Description of the task — Retype the listing that follows, word for word.

::::::

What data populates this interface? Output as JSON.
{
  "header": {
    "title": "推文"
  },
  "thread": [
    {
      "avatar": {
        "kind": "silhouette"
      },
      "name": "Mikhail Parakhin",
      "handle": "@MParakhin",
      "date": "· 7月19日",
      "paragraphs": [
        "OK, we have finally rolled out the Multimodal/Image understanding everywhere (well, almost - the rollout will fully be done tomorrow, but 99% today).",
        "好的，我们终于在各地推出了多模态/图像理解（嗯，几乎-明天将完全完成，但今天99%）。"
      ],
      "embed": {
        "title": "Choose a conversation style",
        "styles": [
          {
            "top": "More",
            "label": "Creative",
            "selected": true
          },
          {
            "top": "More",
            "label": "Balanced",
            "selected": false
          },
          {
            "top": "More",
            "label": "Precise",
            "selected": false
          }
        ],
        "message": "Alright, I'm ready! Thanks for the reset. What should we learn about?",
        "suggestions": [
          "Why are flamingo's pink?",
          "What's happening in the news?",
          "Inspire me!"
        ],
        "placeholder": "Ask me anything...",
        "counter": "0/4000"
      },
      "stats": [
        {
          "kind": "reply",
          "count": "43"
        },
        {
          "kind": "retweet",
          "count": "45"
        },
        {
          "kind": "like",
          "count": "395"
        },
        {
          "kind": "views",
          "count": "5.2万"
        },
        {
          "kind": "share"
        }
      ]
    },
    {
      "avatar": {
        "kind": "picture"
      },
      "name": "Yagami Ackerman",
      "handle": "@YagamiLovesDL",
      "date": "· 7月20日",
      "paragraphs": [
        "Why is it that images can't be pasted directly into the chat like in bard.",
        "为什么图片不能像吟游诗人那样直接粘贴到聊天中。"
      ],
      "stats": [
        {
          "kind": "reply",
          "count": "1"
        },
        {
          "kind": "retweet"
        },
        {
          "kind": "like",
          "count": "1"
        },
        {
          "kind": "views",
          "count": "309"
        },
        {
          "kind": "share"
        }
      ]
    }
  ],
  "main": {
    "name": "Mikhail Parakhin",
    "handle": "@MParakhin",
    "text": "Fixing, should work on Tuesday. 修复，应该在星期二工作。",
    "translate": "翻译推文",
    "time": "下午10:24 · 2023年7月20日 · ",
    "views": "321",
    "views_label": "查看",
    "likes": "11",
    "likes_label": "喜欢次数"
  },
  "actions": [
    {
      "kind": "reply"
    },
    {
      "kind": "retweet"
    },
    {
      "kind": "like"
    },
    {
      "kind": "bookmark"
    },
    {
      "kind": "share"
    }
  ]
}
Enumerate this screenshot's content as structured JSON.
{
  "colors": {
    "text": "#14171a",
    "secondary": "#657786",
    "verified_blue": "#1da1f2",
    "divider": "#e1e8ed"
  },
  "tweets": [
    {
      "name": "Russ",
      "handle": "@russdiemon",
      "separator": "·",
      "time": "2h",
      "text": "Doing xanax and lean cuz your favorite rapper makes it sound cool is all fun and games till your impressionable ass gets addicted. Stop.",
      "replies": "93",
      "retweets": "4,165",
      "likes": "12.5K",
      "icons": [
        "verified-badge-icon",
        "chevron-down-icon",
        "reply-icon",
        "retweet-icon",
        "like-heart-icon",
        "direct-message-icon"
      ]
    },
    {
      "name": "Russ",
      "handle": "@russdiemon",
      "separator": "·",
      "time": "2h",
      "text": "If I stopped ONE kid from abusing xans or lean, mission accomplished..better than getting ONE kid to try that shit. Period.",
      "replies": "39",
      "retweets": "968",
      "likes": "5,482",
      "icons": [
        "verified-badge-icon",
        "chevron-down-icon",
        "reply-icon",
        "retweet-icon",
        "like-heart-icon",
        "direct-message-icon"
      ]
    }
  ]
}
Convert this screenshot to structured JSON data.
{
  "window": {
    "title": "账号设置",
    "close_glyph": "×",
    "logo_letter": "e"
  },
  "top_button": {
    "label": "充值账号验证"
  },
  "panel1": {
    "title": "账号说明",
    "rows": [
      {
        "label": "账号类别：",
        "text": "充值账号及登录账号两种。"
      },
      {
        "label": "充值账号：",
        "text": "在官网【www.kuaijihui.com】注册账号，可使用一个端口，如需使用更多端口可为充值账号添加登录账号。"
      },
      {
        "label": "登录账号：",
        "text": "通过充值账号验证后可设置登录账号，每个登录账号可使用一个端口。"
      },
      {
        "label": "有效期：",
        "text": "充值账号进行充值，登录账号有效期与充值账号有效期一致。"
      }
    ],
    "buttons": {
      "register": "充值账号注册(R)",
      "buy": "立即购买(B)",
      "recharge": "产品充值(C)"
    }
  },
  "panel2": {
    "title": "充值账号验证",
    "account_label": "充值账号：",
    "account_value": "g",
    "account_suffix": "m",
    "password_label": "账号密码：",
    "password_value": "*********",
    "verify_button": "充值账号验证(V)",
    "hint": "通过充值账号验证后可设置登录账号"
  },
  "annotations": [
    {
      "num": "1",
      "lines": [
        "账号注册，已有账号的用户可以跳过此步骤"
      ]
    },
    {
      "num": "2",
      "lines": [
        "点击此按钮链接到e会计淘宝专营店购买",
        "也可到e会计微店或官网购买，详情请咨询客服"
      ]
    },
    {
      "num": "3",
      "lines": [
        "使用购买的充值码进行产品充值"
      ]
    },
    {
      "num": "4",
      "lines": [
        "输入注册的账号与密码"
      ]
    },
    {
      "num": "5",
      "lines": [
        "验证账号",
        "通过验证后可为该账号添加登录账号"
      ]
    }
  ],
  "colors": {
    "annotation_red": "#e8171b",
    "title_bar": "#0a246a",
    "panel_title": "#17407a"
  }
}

::::::

Correct output —
What data populates this interface? Output as JSON.
{
  "header": {
    "title": "推文"
  },
  "thread": [
    {
      "avatar": {
        "kind": "silhouette"
      },
      "name": "Mikhail Parakhin",
      "handle": "@MParakhin",
      "date": "· 7月19日",
      "paragraphs": [
        "OK, we have finally rolled out the Multimodal/Image understanding everywhere (well, almost - the rollout will fully be done tomorrow, but 99% today).",
        "好的，我们终于在各地推出了多模态/图像理解（嗯，几乎-明天将完全完成，但今天99%）。"
      ],
      "embed": {
        "title": "Choose a conversation style",
        "styles": [
          {
            "top": "More",
            "label": "Creative",
            "selected": true
          },
          {
            "top": "More",
            "label": "Balanced",
            "selected": false
          },
          {
            "top": "More",
            "label": "Precise",
            "selected": false
          }
        ],
        "message": "Alright, I'm ready! Thanks for the reset. What should we learn about?",
        "suggestions": [
          "Why are flamingo's pink?",
          "What's happening in the news?",
          "Inspire me!"
        ],
        "placeholder": "Ask me anything...",
        "counter": "0/4000"
      },
      "stats": [
        {
          "kind": "reply",
          "count": "43"
        },
        {
          "kind": "retweet",
          "count": "45"
        },
        {
          "kind": "like",
          "count": "395"
        },
        {
          "kind": "views",
          "count": "5.2万"
        },
        {
          "kind": "share"
        }
      ]
    },
    {
      "avatar": {
        "kind": "picture"
      },
      "name": "Yagami Ackerman",
      "handle": "@YagamiLovesDL",
      "date": "· 7月20日",
      "paragraphs": [
        "Why is it that images can't be pasted directly into the chat like in bard.",
        "为什么图片不能像吟游诗人那样直接粘贴到聊天中。"
      ],
      "stats": [
        {
          "kind": "reply",
          "count": "1"
        },
        {
          "kind": "retweet"
        },
        {
          "kind": "like",
          "count": "1"
        },
        {
          "kind": "views",
          "count": "309"
        },
        {
          "kind": "share"
        }
      ]
    }
  ],
  "main": {
    "name": "Mikhail Parakhin",
    "handle": "@MParakhin",
    "text": "Fixing, should work on Tuesday. 修复，应该在星期二工作。",
    "translate": "翻译推文",
    "time": "下午10:24 · 2023年7月20日 · ",
    "views": "321",
    "views_label": "查看",
    "likes": "11",
    "likes_label": "喜欢次数"
  },
  "actions": [
    {
      "kind": "reply"
    },
    {
      "kind": "retweet"
    },
    {
      "kind": "like"
    },
    {
      "kind": "bookmark"
    },
    {
      "kind": "share"
    }
  ]
}
Enumerate this screenshot's content as structured JSON.
{
  "colors": {
    "text": "#14171a",
    "secondary": "#657786",
    "verified_blue": "#1da1f2",
    "divider": "#e1e8ed"
  },
  "tweets": [
    {
      "name": "Russ",
      "handle": "@russdiemon",
      "separator": "·",
      "time": "2h",
      "text": "Doing xanax and lean cuz your favorite rapper makes it sound cool is all fun and games till your impressionable ass gets addicted. Stop.",
      "replies": "93",
      "retweets": "4,165",
      "likes": "12.5K",
      "icons": [
        "verified-badge-icon",
        "chevron-down-icon",
        "reply-icon",
        "retweet-icon",
        "like-heart-icon",
        "direct-message-icon"
      ]
    },
    {
      "name": "Russ",
      "handle": "@russdiemon",
      "separator": "·",
      "time": "2h",
      "text": "If I stopped ONE kid from abusing xans or lean, mission accomplished..better than getting ONE kid to try that shit. Period.",
      "replies": "39",
      "retweets": "968",
      "likes": "5,482",
      "icons": [
        "verified-badge-icon",
        "chevron-down-icon",
        "reply-icon",
        "retweet-icon",
        "like-heart-icon",
        "direct-message-icon"
      ]
    }
  ]
}
Convert this screenshot to structured JSON data.
{
  "window": {
    "title": "账号设置",
    "close_glyph": "×",
    "logo_letter": "e"
  },
  "top_button": {
    "label": "充值账号验证"
  },
  "panel1": {
    "title": "账号说明",
    "rows": [
      {
        "label": "账号类别：",
        "text": "充值账号及登录账号两种。"
      },
      {
        "label": "充值账号：",
        "text": "在官网【www.kuaijihui.com】注册账号，可使用一个端口，如需使用更多端口可为充值账号添加登录账号。"
      },
      {
        "label": "登录账号：",
        "text": "通过充值账号验证后可设置登录账号，每个登录账号可使用一个端口。"
      },
      {
        "label": "有效期：",
        "text": "充值账号进行充值，登录账号有效期与充值账号有效期一致。"
      }
    ],
    "buttons": {
      "register": "充值账号注册(R)",
      "buy": "立即购买(B)",
      "recharge": "产品充值(C)"
    }
  },
  "panel2": {
    "title": "充值账号验证",
    "account_label": "充值账号：",
    "account_value": "g",
    "account_suffix": "m",
    "password_label": "账号密码：",
    "password_value": "*********",
    "verify_button": "充值账号验证(V)",
    "hint": "通过充值账号验证后可设置登录账号"
  },
  "annotations": [
    {
      "num": "1",
      "lines": [
        "账号注册，已有账号的用户可以跳过此步骤"
      ]
    },
    {
      "num": "2",
      "lines": [
        "点击此按钮链接到e会计淘宝专营店购买",
        "也可到e会计微店或官网购买，详情请咨询客服"
      ]
    },
    {
      "num": "3",
      "lines": [
        "使用购买的充值码进行产品充值"
      ]
    },
    {
      "num": "4",
      "lines": [
        "输入注册的账号与密码"
      ]
    },
    {
      "num": "5",
      "lines": [
        "验证账号",
        "通过验证后可为该账号添加登录账号"
      ]
    }
  ],
  "colors": {
    "annotation_red": "#e8171b",
    "title_bar": "#0a246a",
    "panel_title": "#17407a"
  }
}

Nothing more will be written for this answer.